## [Stored entries]

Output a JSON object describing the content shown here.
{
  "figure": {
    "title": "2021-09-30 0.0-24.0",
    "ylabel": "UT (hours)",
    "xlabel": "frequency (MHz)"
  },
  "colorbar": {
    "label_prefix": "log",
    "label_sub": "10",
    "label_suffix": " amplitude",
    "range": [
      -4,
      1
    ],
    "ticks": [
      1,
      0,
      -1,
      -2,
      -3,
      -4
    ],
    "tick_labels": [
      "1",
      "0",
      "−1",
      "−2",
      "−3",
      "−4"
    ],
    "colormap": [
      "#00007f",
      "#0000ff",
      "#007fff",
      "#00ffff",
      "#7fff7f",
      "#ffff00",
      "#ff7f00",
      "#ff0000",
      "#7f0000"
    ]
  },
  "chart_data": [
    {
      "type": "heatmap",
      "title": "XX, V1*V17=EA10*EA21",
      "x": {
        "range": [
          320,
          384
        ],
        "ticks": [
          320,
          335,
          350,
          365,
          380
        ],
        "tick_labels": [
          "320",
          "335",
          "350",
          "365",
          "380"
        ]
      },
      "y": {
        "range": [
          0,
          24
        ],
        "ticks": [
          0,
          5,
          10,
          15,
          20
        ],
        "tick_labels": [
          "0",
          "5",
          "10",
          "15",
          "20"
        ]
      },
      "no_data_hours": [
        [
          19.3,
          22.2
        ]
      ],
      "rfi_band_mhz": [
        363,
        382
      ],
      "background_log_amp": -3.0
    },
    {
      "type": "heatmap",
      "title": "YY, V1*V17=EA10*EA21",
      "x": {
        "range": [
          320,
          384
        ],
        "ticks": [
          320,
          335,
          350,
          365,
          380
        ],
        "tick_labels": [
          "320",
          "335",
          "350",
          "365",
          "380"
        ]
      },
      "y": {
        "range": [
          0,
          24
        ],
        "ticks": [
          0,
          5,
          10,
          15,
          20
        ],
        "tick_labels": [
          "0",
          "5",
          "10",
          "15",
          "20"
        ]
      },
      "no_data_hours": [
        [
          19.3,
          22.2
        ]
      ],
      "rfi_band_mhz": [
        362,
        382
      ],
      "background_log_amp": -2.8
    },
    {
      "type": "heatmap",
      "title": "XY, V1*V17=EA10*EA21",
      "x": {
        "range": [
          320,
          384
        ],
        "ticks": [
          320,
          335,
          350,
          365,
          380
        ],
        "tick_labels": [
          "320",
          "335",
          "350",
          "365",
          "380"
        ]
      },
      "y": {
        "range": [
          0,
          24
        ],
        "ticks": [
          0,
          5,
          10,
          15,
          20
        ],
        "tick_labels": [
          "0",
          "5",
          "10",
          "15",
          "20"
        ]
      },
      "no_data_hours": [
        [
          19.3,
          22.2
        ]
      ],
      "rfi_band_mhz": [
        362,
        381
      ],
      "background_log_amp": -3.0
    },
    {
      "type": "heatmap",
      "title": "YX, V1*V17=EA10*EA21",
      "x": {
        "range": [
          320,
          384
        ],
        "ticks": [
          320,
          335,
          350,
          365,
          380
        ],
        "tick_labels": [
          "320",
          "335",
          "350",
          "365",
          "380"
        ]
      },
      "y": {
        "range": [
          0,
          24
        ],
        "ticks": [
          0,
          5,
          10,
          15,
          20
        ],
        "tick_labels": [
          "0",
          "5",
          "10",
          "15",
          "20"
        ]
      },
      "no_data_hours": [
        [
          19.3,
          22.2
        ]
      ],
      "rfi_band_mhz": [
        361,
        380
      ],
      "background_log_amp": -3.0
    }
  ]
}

## [Task to carry out]
Can you give every line above again, exactly as written?

## [The solution]
Output a JSON object describing the content shown here.
{
  "figure": {
    "title": "2021-09-30 0.0-24.0",
    "ylabel": "UT (hours)",
    "xlabel": "frequency (MHz)"
  },
  "colorbar": {
    "label_prefix": "log",
    "label_sub": "10",
    "label_suffix": " amplitude",
    "range": [
      -4,
      1
    ],
    "ticks": [
      1,
      0,
      -1,
      -2,
      -3,
      -4
    ],
    "tick_labels": [
      "1",
      "0",
      "−1",
      "−2",
      "−3",
      "−4"
    ],
    "colormap": [
      "#00007f",
      "#0000ff",
      "#007fff",
      "#00ffff",
      "#7fff7f",
      "#ffff00",
      "#ff7f00",
      "#ff0000",
      "#7f0000"
    ]
  },
  "chart_data": [
    {
      "type": "heatmap",
      "title": "XX, V1*V17=EA10*EA21",
      "x": {
        "range": [
          320,
          384
        ],
        "ticks": [
          320,
          335,
          350,
          365,
          380
        ],
        "tick_labels": [
          "320",
          "335",
          "350",
          "365",
          "380"
        ]
      },
      "y": {
        "range": [
          0,
          24
        ],
        "ticks": [
          0,
          5,
          10,
          15,
          20
        ],
        "tick_labels": [
          "0",
          "5",
          "10",
          "15",
          "20"
        ]
      },
      "no_data_hours": [
        [
          19.3,
          22.2
        ]
      ],
      "rfi_band_mhz": [
        363,
        382
      ],
      "background_log_amp": -3.0
    },
    {
      "type": "heatmap",
      "title": "YY, V1*V17=EA10*EA21",
      "x": {
        "range": [
          320,
          384
        ],
        "ticks": [
          320,
          335,
          350,
          365,
          380
        ],
        "tick_labels": [
          "320",
          "335",
          "350",
          "365",
          "380"
        ]
      },
      "y": {
        "range": [
          0,
          24
        ],
        "ticks": [
          0,
          5,
          10,
          15,
          20
        ],
        "tick_labels": [
          "0",
          "5",
          "10",
          "15",
          "20"
        ]
      },
      "no_data_hours": [
        [
          19.3,
          22.2
        ]
      ],
      "rfi_band_mhz": [
        362,
        382
      ],
      "background_log_amp": -2.8
    },
    {
      "type": "heatmap",
      "title": "XY, V1*V17=EA10*EA21",
      "x": {
        "range": [
          320,
          384
        ],
        "ticks": [
          320,
          335,
          350,
          365,
          380
        ],
        "tick_labels": [
          "320",
          "335",
          "350",
          "365",
          "380"
        ]
      },
      "y": {
        "range": [
          0,
          24
        ],
        "ticks": [
          0,
          5,
          10,
          15,
          20
        ],
        "tick_labels": [
          "0",
          "5",
          "10",
          "15",
          "20"
        ]
      },
      "no_data_hours": [
        [
          19.3,
          22.2
        ]
      ],
      "rfi_band_mhz": [
        362,
        381
      ],
      "background_log_amp": -3.0
    },
    {
      "type": "heatmap",
      "title": "YX, V1*V17=EA10*EA21",
      "x": {
        "range": [
          320,
          384
        ],
        "ticks": [
          320,
          335,
          350,
          365,
          380
        ],
        "tick_labels": [
          "320",
          "335",
          "350",
          "365",
          "380"
        ]
      },
      "y": {
        "range": [
          0,
          24
        ],
        "ticks": [
          0,
          5,
          10,
          15,
          20
        ],
        "tick_labels": [
          "0",
          "5",
          "10",
          "15",
          "20"
        ]
      },
      "no_data_hours": [
        [
          19.3,
          22.2
        ]
      ],
      "rfi_band_mhz": [
        361,
        380
      ],
      "background_log_amp": -3.0
    }
  ]
}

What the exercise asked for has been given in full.